- _What you are asked to do_
In full and without alteration, give the listing again.

[BEGIN Data to use]

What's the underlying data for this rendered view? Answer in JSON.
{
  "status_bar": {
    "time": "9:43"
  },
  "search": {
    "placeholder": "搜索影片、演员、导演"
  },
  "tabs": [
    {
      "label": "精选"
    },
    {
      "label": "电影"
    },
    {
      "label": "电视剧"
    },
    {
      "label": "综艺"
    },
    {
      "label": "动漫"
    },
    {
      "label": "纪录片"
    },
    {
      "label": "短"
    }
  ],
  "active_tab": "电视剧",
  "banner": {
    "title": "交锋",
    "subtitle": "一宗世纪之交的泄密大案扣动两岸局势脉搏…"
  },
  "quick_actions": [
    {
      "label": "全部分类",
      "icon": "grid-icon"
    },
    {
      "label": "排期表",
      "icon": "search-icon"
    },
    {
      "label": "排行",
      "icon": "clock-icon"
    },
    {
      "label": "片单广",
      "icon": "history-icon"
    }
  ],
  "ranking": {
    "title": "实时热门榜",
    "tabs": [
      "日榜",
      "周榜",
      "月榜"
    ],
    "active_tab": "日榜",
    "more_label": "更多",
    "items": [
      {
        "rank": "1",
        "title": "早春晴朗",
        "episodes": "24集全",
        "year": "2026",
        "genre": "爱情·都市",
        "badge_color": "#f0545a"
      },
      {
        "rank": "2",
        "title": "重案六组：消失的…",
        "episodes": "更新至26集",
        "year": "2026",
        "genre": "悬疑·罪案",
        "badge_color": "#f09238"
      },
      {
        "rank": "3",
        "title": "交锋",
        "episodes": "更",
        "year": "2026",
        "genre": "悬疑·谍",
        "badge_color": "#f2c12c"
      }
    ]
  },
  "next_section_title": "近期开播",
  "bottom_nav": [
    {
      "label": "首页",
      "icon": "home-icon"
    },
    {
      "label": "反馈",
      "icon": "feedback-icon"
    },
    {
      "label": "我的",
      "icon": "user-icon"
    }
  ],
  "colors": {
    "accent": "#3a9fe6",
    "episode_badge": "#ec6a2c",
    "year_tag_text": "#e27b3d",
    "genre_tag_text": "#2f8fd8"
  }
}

[END Data to use]

- _Reply_
What's the underlying data for this rendered view? Answer in JSON.
{
  "status_bar": {
    "time": "9:43"
  },
  "search": {
    "placeholder": "搜索影片、演员、导演"
  },
  "tabs": [
    {
      "label": "精选"
    },
    {
      "label": "电影"
    },
    {
      "label": "电视剧"
    },
    {
      "label": "综艺"
    },
    {
      "label": "动漫"
    },
    {
      "label": "纪录片"
    },
    {
      "label": "短"
    }
  ],
  "active_tab": "电视剧",
  "banner": {
    "title": "交锋",
    "subtitle": "一宗世纪之交的泄密大案扣动两岸局势脉搏…"
  },
  "quick_actions": [
    {
      "label": "全部分类",
      "icon": "grid-icon"
    },
    {
      "label": "排期表",
      "icon": "search-icon"
    },
    {
      "label": "排行",
      "icon": "clock-icon"
    },
    {
      "label": "片单广",
      "icon": "history-icon"
    }
  ],
  "ranking": {
    "title": "实时热门榜",
    "tabs": [
      "日榜",
      "周榜",
      "月榜"
    ],
    "active_tab": "日榜",
    "more_label": "更多",
    "items": [
      {
        "rank": "1",
        "title": "早春晴朗",
        "episodes": "24集全",
        "year": "2026",
        "genre": "爱情·都市",
        "badge_color": "#f0545a"
      },
      {
        "rank": "2",
        "title": "重案六组：消失的…",
        "episodes": "更新至26集",
        "year": "2026",
        "genre": "悬疑·罪案",
        "badge_color": "#f09238"
      },
      {
        "rank": "3",
        "title": "交锋",
        "episodes": "更",
        "year": "2026",
        "genre": "悬疑·谍",
        "badge_color": "#f2c12c"
      }
    ]
  },
  "next_section_title": "近期开播",
  "bottom_nav": [
    {
      "label": "首页",
      "icon": "home-icon"
    },
    {
      "label": "反馈",
      "icon": "feedback-icon"
    },
    {
      "label": "我的",
      "icon": "user-icon"
    }
  ],
  "colors": {
    "accent": "#3a9fe6",
    "episode_badge": "#ec6a2c",
    "year_tag_text": "#e27b3d",
    "genre_tag_text": "#2f8fd8"
  }
}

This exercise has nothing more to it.